Provided data =
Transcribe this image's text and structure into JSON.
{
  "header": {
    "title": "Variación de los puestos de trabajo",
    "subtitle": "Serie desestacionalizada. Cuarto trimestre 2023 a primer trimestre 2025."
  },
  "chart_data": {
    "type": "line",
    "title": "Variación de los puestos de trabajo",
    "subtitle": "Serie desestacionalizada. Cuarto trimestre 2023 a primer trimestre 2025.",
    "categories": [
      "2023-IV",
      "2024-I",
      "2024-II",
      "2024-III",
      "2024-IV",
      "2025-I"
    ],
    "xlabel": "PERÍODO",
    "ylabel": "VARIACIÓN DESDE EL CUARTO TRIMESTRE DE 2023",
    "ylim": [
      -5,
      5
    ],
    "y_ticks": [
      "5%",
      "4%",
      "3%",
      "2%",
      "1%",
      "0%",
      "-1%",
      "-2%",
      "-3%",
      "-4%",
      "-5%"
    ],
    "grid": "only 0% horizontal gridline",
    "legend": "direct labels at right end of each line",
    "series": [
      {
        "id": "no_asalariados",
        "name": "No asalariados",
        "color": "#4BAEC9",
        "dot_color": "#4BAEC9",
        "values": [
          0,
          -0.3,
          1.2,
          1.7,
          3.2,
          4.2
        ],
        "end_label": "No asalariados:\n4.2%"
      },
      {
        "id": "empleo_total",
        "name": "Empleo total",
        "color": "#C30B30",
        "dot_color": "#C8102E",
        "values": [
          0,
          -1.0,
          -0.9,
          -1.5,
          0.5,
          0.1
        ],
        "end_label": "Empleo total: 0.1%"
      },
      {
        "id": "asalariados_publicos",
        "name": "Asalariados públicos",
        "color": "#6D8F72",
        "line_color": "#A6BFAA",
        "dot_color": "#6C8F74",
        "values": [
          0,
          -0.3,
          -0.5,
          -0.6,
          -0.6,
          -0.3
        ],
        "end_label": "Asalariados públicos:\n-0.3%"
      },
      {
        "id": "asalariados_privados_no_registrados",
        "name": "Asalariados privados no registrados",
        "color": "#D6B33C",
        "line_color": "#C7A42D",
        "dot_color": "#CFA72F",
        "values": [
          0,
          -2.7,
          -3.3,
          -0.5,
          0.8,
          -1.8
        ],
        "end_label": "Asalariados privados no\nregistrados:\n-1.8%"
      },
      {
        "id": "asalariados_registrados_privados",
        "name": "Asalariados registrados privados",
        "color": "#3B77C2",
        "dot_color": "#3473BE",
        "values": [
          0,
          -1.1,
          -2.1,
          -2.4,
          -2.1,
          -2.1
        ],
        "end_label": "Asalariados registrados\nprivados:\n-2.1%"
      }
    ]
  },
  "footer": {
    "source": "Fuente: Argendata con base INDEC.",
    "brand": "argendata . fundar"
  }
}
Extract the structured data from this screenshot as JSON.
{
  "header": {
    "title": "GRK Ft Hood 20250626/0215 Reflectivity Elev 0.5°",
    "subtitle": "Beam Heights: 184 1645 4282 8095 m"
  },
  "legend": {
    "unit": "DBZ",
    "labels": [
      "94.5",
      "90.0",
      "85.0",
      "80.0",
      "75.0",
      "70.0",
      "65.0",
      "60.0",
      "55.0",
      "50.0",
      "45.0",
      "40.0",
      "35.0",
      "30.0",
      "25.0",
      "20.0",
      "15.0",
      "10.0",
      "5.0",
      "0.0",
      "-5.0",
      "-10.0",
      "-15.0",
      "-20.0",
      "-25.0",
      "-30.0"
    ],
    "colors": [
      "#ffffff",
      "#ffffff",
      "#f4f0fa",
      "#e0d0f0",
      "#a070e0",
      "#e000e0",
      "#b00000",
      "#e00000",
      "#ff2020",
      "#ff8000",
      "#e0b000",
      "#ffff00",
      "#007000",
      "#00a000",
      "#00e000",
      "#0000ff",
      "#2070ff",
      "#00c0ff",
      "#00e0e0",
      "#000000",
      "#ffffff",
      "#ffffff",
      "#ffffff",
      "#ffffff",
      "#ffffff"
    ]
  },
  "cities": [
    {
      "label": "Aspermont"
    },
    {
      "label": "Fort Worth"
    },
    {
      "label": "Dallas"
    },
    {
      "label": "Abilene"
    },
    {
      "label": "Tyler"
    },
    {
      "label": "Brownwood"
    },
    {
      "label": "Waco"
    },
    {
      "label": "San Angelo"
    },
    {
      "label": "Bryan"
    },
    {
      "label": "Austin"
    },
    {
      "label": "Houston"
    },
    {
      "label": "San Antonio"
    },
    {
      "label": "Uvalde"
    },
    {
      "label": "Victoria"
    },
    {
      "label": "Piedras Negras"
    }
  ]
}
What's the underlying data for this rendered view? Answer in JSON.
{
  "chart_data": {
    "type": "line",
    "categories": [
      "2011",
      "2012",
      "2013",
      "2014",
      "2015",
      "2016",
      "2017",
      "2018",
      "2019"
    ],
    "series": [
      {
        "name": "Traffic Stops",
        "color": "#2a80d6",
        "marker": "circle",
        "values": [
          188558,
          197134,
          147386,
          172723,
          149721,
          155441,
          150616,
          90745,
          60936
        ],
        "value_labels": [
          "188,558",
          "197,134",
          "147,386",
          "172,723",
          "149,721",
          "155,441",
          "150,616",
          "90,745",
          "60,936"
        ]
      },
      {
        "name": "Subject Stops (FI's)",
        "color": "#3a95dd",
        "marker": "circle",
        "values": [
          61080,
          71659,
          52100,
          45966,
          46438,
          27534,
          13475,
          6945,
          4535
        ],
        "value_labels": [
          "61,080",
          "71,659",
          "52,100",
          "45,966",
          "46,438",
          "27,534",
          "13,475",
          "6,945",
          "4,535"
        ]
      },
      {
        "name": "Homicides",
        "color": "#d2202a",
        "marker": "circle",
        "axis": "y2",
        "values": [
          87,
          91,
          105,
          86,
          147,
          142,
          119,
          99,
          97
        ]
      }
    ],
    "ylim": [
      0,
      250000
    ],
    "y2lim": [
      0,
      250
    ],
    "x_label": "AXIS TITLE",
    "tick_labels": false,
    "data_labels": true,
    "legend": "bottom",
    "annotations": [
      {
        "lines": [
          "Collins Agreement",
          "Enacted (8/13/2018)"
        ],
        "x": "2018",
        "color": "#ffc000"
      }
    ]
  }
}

Task instructions =
Reproduce each entry exactly, leaving out nothing.

Solved exercise =
Transcribe this image's text and structure into JSON.
{
  "header": {
    "title": "Variación de los puestos de trabajo",
    "subtitle": "Serie desestacionalizada. Cuarto trimestre 2023 a primer trimestre 2025."
  },
  "chart_data": {
    "type": "line",
    "title": "Variación de los puestos de trabajo",
    "subtitle": "Serie desestacionalizada. Cuarto trimestre 2023 a primer trimestre 2025.",
    "categories": [
      "2023-IV",
      "2024-I",
      "2024-II",
      "2024-III",
      "2024-IV",
      "2025-I"
    ],
    "xlabel": "PERÍODO",
    "ylabel": "VARIACIÓN DESDE EL CUARTO TRIMESTRE DE 2023",
    "ylim": [
      -5,
      5
    ],
    "y_ticks": [
      "5%",
      "4%",
      "3%",
      "2%",
      "1%",
      "0%",
      "-1%",
      "-2%",
      "-3%",
      "-4%",
      "-5%"
    ],
    "grid": "only 0% horizontal gridline",
    "legend": "direct labels at right end of each line",
    "series": [
      {
        "id": "no_asalariados",
        "name": "No asalariados",
        "color": "#4BAEC9",
        "dot_color": "#4BAEC9",
        "values": [
          0,
          -0.3,
          1.2,
          1.7,
          3.2,
          4.2
        ],
        "end_label": "No asalariados:\n4.2%"
      },
      {
        "id": "empleo_total",
        "name": "Empleo total",
        "color": "#C30B30",
        "dot_color": "#C8102E",
        "values": [
          0,
          -1.0,
          -0.9,
          -1.5,
          0.5,
          0.1
        ],
        "end_label": "Empleo total: 0.1%"
      },
      {
        "id": "asalariados_publicos",
        "name": "Asalariados públicos",
        "color": "#6D8F72",
        "line_color": "#A6BFAA",
        "dot_color": "#6C8F74",
        "values": [
          0,
          -0.3,
          -0.5,
          -0.6,
          -0.6,
          -0.3
        ],
        "end_label": "Asalariados públicos:\n-0.3%"
      },
      {
        "id": "asalariados_privados_no_registrados",
        "name": "Asalariados privados no registrados",
        "color": "#D6B33C",
        "line_color": "#C7A42D",
        "dot_color": "#CFA72F",
        "values": [
          0,
          -2.7,
          -3.3,
          -0.5,
          0.8,
          -1.8
        ],
        "end_label": "Asalariados privados no\nregistrados:\n-1.8%"
      },
      {
        "id": "asalariados_registrados_privados",
        "name": "Asalariados registrados privados",
        "color": "#3B77C2",
        "dot_color": "#3473BE",
        "values": [
          0,
          -1.1,
          -2.1,
          -2.4,
          -2.1,
          -2.1
        ],
        "end_label": "Asalariados registrados\nprivados:\n-2.1%"
      }
    ]
  },
  "footer": {
    "source": "Fuente: Argendata con base INDEC.",
    "brand": "argendata . fundar"
  }
}
Extract the structured data from this screenshot as JSON.
{
  "header": {
    "title": "GRK Ft Hood 20250626/0215 Reflectivity Elev 0.5°",
    "subtitle": "Beam Heights: 184 1645 4282 8095 m"
  },
  "legend": {
    "unit": "DBZ",
    "labels": [
      "94.5",
      "90.0",
      "85.0",
      "80.0",
      "75.0",
      "70.0",
      "65.0",
      "60.0",
      "55.0",
      "50.0",
      "45.0",
      "40.0",
      "35.0",
      "30.0",
      "25.0",
      "20.0",
      "15.0",
      "10.0",
      "5.0",
      "0.0",
      "-5.0",
      "-10.0",
      "-15.0",
      "-20.0",
      "-25.0",
      "-30.0"
    ],
    "colors": [
      "#ffffff",
      "#ffffff",
      "#f4f0fa",
      "#e0d0f0",
      "#a070e0",
      "#e000e0",
      "#b00000",
      "#e00000",
      "#ff2020",
      "#ff8000",
      "#e0b000",
      "#ffff00",
      "#007000",
      "#00a000",
      "#00e000",
      "#0000ff",
      "#2070ff",
      "#00c0ff",
      "#00e0e0",
      "#000000",
      "#ffffff",
      "#ffffff",
      "#ffffff",
      "#ffffff",
      "#ffffff"
    ]
  },
  "cities": [
    {
      "label": "Aspermont"
    },
    {
      "label": "Fort Worth"
    },
    {
      "label": "Dallas"
    },
    {
      "label": "Abilene"
    },
    {
      "label": "Tyler"
    },
    {
      "label": "Brownwood"
    },
    {
      "label": "Waco"
    },
    {
      "label": "San Angelo"
    },
    {
      "label": "Bryan"
    },
    {
      "label": "Austin"
    },
    {
      "label": "Houston"
    },
    {
      "label": "San Antonio"
    },
    {
      "label": "Uvalde"
    },
    {
      "label": "Victoria"
    },
    {
      "label": "Piedras Negras"
    }
  ]
}
What's the underlying data for this rendered view? Answer in JSON.
{
  "chart_data": {
    "type": "line",
    "categories": [
      "2011",
      "2012",
      "2013",
      "2014",
      "2015",
      "2016",
      "2017",
      "2018",
      "2019"
    ],
    "series": [
      {
        "name": "Traffic Stops",
        "color": "#2a80d6",
        "marker": "circle",
        "values": [
          188558,
          197134,
          147386,
          172723,
          149721,
          155441,
          150616,
          90745,
          60936
        ],
        "value_labels": [
          "188,558",
          "197,134",
          "147,386",
          "172,723",
          "149,721",
          "155,441",
          "150,616",
          "90,745",
          "60,936"
        ]
      },
      {
        "name": "Subject Stops (FI's)",
        "color": "#3a95dd",
        "marker": "circle",
        "values": [
          61080,
          71659,
          52100,
          45966,
          46438,
          27534,
          13475,
          6945,
          4535
        ],
        "value_labels": [
          "61,080",
          "71,659",
          "52,100",
          "45,966",
          "46,438",
          "27,534",
          "13,475",
          "6,945",
          "4,535"
        ]
      },
      {
        "name": "Homicides",
        "color": "#d2202a",
        "marker": "circle",
        "axis": "y2",
        "values": [
          87,
          91,
          105,
          86,
          147,
          142,
          119,
          99,
          97
        ]
      }
    ],
    "ylim": [
      0,
      250000
    ],
    "y2lim": [
      0,
      250
    ],
    "x_label": "AXIS TITLE",
    "tick_labels": false,
    "data_labels": true,
    "legend": "bottom",
    "annotations": [
      {
        "lines": [
          "Collins Agreement",
          "Enacted (8/13/2018)"
        ],
        "x": "2018",
        "color": "#ffc000"
      }
    ]
  }
}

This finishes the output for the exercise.